** SHORT PROBLEM **
Extract the text of every entry below exactly; leave images out.
──────── MATERIALS PROVIDED ────────
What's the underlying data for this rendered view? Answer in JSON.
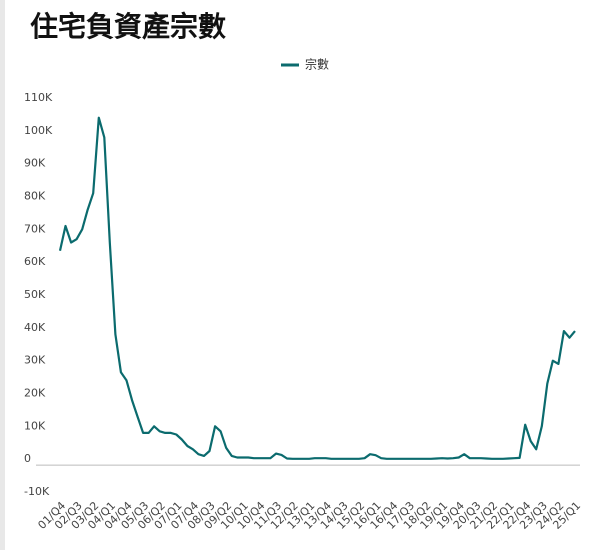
{
  "chart_data": {
    "type": "line",
    "title": "住宅負資產宗數",
    "categories": [
      "01/Q4",
      null,
      null,
      "02/Q3",
      null,
      null,
      "03/Q2",
      null,
      null,
      "04/Q1",
      null,
      null,
      "04/Q4",
      null,
      null,
      "05/Q3",
      null,
      null,
      "06/Q2",
      null,
      null,
      "07/Q1",
      null,
      null,
      "07/Q4",
      null,
      null,
      "08/Q3",
      null,
      null,
      "09/Q2",
      null,
      null,
      "10/Q1",
      null,
      null,
      "10/Q4",
      null,
      null,
      "11/Q3",
      null,
      null,
      "12/Q2",
      null,
      null,
      "13/Q1",
      null,
      null,
      "13/Q4",
      null,
      null,
      "14/Q3",
      null,
      null,
      "15/Q2",
      null,
      null,
      "16/Q1",
      null,
      null,
      "16/Q4",
      null,
      null,
      "17/Q3",
      null,
      null,
      "18/Q2",
      null,
      null,
      "19/Q1",
      null,
      null,
      "19/Q4",
      null,
      null,
      "20/Q3",
      null,
      null,
      "21/Q2",
      null,
      null,
      "22/Q1",
      null,
      null,
      "22/Q4",
      null,
      null,
      "23/Q3",
      null,
      null,
      "24/Q2",
      null,
      null,
      "25/Q1"
    ],
    "series": [
      {
        "name": "宗數",
        "color": "#0b6b6e",
        "values": [
          63500,
          71000,
          66000,
          67000,
          70000,
          76000,
          81000,
          104000,
          98000,
          66000,
          38000,
          26500,
          24000,
          18000,
          13000,
          8000,
          8000,
          10000,
          8500,
          8000,
          8000,
          7500,
          6000,
          4000,
          3000,
          1500,
          1000,
          2500,
          10000,
          8500,
          3500,
          1000,
          500,
          500,
          500,
          300,
          300,
          300,
          300,
          1700,
          1300,
          200,
          100,
          100,
          100,
          100,
          300,
          300,
          300,
          100,
          100,
          100,
          100,
          100,
          100,
          300,
          1500,
          1200,
          300,
          100,
          100,
          100,
          100,
          100,
          100,
          100,
          100,
          100,
          200,
          300,
          200,
          300,
          500,
          1500,
          300,
          300,
          300,
          200,
          100,
          100,
          100,
          200,
          300,
          400,
          10500,
          5500,
          3000,
          10000,
          23000,
          30000,
          29000,
          39000,
          37000,
          39000
        ]
      }
    ],
    "ylim": [
      -10000,
      110000
    ],
    "yticks": [
      {
        "value": -10000,
        "label": "-10K"
      },
      0,
      {
        "value": 10000,
        "label": "10K"
      },
      {
        "value": 20000,
        "label": "20K"
      },
      {
        "value": 30000,
        "label": "30K"
      },
      {
        "value": 40000,
        "label": "40K"
      },
      {
        "value": 50000,
        "label": "50K"
      },
      {
        "value": 60000,
        "label": "60K"
      },
      {
        "value": 70000,
        "label": "70K"
      },
      {
        "value": 80000,
        "label": "80K"
      },
      {
        "value": 90000,
        "label": "90K"
      },
      {
        "value": 100000,
        "label": "100K"
      },
      {
        "value": 110000,
        "label": "110K"
      }
    ],
    "legend": "top"
  }
}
────────
** RESPONSE TO THE TASK **
What's the underlying data for this rendered view? Answer in JSON.
{
  "chart_data": {
    "type": "line",
    "title": "住宅負資產宗數",
    "categories": [
      "01/Q4",
      null,
      null,
      "02/Q3",
      null,
      null,
      "03/Q2",
      null,
      null,
      "04/Q1",
      null,
      null,
      "04/Q4",
      null,
      null,
      "05/Q3",
      null,
      null,
      "06/Q2",
      null,
      null,
      "07/Q1",
      null,
      null,
      "07/Q4",
      null,
      null,
      "08/Q3",
      null,
      null,
      "09/Q2",
      null,
      null,
      "10/Q1",
      null,
      null,
      "10/Q4",
      null,
      null,
      "11/Q3",
      null,
      null,
      "12/Q2",
      null,
      null,
      "13/Q1",
      null,
      null,
      "13/Q4",
      null,
      null,
      "14/Q3",
      null,
      null,
      "15/Q2",
      null,
      null,
      "16/Q1",
      null,
      null,
      "16/Q4",
      null,
      null,
      "17/Q3",
      null,
      null,
      "18/Q2",
      null,
      null,
      "19/Q1",
      null,
      null,
      "19/Q4",
      null,
      null,
      "20/Q3",
      null,
      null,
      "21/Q2",
      null,
      null,
      "22/Q1",
      null,
      null,
      "22/Q4",
      null,
      null,
      "23/Q3",
      null,
      null,
      "24/Q2",
      null,
      null,
      "25/Q1"
    ],
    "series": [
      {
        "name": "宗數",
        "color": "#0b6b6e",
        "values": [
          63500,
          71000,
          66000,
          67000,
          70000,
          76000,
          81000,
          104000,
          98000,
          66000,
          38000,
          26500,
          24000,
          18000,
          13000,
          8000,
          8000,
          10000,
          8500,
          8000,
          8000,
          7500,
          6000,
          4000,
          3000,
          1500,
          1000,
          2500,
          10000,
          8500,
          3500,
          1000,
          500,
          500,
          500,
          300,
          300,
          300,
          300,
          1700,
          1300,
          200,
          100,
          100,
          100,
          100,
          300,
          300,
          300,
          100,
          100,
          100,
          100,
          100,
          100,
          300,
          1500,
          1200,
          300,
          100,
          100,
          100,
          100,
          100,
          100,
          100,
          100,
          100,
          200,
          300,
          200,
          300,
          500,
          1500,
          300,
          300,
          300,
          200,
          100,
          100,
          100,
          200,
          300,
          400,
          10500,
          5500,
          3000,
          10000,
          23000,
          30000,
          29000,
          39000,
          37000,
          39000
        ]
      }
    ],
    "ylim": [
      -10000,
      110000
    ],
    "yticks": [
      {
        "value": -10000,
        "label": "-10K"
      },
      0,
      {
        "value": 10000,
        "label": "10K"
      },
      {
        "value": 20000,
        "label": "20K"
      },
      {
        "value": 30000,
        "label": "30K"
      },
      {
        "value": 40000,
        "label": "40K"
      },
      {
        "value": 50000,
        "label": "50K"
      },
      {
        "value": 60000,
        "label": "60K"
      },
      {
        "value": 70000,
        "label": "70K"
      },
      {
        "value": 80000,
        "label": "80K"
      },
      {
        "value": 90000,
        "label": "90K"
      },
      {
        "value": 100000,
        "label": "100K"
      },
      {
        "value": 110000,
        "label": "110K"
      }
    ],
    "legend": "top"
  }
}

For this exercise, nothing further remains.